# Exercise details
Count how many lines of the data include "image". The answer is that number and nothing else.

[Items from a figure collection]
• • • • • • •

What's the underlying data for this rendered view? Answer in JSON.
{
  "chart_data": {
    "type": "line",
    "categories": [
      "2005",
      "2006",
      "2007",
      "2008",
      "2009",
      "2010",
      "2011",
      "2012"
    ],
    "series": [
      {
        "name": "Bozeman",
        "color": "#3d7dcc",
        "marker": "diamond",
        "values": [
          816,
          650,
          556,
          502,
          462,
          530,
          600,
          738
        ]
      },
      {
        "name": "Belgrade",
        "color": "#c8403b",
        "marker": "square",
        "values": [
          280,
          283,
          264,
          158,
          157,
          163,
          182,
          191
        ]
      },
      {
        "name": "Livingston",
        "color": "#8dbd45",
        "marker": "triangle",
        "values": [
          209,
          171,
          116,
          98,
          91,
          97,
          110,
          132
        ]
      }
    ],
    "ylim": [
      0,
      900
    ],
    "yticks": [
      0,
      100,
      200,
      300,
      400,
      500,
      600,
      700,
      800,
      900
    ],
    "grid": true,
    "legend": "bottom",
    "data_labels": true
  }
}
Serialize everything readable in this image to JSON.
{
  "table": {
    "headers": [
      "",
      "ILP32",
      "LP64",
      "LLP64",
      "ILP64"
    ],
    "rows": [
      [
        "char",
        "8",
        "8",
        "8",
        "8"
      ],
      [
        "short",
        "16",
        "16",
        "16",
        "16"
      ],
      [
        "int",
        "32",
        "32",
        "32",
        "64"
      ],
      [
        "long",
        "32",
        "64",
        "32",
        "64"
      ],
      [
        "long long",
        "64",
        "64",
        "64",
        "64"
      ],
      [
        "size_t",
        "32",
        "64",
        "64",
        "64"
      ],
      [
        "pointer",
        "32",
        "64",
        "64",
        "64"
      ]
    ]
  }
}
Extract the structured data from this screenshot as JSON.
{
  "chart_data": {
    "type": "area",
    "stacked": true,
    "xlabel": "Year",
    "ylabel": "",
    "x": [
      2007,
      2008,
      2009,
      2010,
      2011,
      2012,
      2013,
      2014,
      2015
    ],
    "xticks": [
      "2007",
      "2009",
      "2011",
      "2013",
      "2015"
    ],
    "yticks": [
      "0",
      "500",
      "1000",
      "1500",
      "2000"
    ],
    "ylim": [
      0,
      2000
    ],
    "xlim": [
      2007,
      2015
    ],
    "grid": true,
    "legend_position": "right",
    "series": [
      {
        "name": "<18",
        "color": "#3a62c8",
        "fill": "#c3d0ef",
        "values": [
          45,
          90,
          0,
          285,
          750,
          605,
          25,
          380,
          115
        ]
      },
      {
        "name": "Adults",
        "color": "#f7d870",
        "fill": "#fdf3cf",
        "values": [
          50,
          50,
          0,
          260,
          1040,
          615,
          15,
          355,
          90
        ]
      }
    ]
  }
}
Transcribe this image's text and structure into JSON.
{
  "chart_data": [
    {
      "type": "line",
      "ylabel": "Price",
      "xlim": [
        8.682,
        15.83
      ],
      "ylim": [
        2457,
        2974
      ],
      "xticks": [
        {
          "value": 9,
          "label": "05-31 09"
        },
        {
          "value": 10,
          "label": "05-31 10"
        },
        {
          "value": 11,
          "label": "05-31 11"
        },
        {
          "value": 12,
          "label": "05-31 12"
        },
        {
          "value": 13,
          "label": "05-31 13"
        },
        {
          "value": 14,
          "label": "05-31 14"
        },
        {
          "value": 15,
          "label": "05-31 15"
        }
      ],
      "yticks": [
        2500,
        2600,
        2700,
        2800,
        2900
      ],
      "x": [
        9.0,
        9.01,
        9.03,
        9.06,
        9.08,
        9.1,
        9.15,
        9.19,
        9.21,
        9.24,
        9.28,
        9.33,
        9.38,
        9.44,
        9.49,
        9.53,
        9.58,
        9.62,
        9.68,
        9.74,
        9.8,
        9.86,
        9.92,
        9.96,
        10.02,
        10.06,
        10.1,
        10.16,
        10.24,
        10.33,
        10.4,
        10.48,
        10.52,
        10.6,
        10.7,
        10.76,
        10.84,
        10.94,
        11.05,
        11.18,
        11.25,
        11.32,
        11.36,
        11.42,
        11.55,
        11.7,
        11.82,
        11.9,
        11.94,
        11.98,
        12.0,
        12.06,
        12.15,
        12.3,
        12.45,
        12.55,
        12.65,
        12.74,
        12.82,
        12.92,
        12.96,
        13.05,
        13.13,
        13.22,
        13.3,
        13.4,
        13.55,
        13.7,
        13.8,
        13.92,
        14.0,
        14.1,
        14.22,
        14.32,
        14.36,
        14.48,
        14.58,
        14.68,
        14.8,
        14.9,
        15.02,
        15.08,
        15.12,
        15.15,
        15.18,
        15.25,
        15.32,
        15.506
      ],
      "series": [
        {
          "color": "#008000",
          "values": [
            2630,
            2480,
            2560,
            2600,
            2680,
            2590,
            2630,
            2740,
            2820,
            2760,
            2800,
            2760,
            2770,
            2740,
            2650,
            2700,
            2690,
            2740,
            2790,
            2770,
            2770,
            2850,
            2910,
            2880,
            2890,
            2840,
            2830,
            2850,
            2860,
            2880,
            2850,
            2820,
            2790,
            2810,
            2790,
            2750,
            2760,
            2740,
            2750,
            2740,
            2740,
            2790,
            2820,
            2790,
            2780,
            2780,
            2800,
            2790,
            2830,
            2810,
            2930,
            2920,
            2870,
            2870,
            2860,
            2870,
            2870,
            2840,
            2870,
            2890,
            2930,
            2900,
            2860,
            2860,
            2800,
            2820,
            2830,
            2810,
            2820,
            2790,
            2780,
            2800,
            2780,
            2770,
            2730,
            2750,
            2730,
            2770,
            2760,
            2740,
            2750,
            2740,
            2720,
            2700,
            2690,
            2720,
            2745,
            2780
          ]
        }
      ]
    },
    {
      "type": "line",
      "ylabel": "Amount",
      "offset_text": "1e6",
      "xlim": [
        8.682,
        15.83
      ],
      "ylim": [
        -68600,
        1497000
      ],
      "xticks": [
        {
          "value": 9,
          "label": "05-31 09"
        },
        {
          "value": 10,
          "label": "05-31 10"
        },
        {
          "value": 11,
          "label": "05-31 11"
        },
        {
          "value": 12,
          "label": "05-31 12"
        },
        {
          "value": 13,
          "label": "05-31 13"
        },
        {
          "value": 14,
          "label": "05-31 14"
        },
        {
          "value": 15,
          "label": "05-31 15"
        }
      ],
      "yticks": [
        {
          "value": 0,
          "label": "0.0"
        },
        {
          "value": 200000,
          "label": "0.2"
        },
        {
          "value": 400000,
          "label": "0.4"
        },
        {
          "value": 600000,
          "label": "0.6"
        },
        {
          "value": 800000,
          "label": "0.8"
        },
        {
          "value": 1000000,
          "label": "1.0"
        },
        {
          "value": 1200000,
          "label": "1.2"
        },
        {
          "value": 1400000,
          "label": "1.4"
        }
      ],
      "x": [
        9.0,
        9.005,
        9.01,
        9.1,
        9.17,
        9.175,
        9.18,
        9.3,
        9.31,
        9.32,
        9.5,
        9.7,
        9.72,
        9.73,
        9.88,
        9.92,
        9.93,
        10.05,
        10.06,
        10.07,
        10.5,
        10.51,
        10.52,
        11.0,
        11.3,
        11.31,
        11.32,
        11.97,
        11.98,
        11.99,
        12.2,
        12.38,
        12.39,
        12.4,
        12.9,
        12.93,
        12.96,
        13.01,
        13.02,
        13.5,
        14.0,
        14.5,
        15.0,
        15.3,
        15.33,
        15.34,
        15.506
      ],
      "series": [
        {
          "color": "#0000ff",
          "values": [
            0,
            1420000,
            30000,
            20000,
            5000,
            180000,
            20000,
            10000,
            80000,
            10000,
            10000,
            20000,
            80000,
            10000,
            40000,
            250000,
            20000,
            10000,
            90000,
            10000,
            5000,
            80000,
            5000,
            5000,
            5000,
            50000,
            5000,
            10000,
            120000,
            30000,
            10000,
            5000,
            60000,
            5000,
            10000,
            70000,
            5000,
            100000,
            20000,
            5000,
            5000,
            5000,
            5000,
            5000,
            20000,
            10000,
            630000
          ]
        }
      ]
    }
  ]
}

• • • • • • •

# Final result
2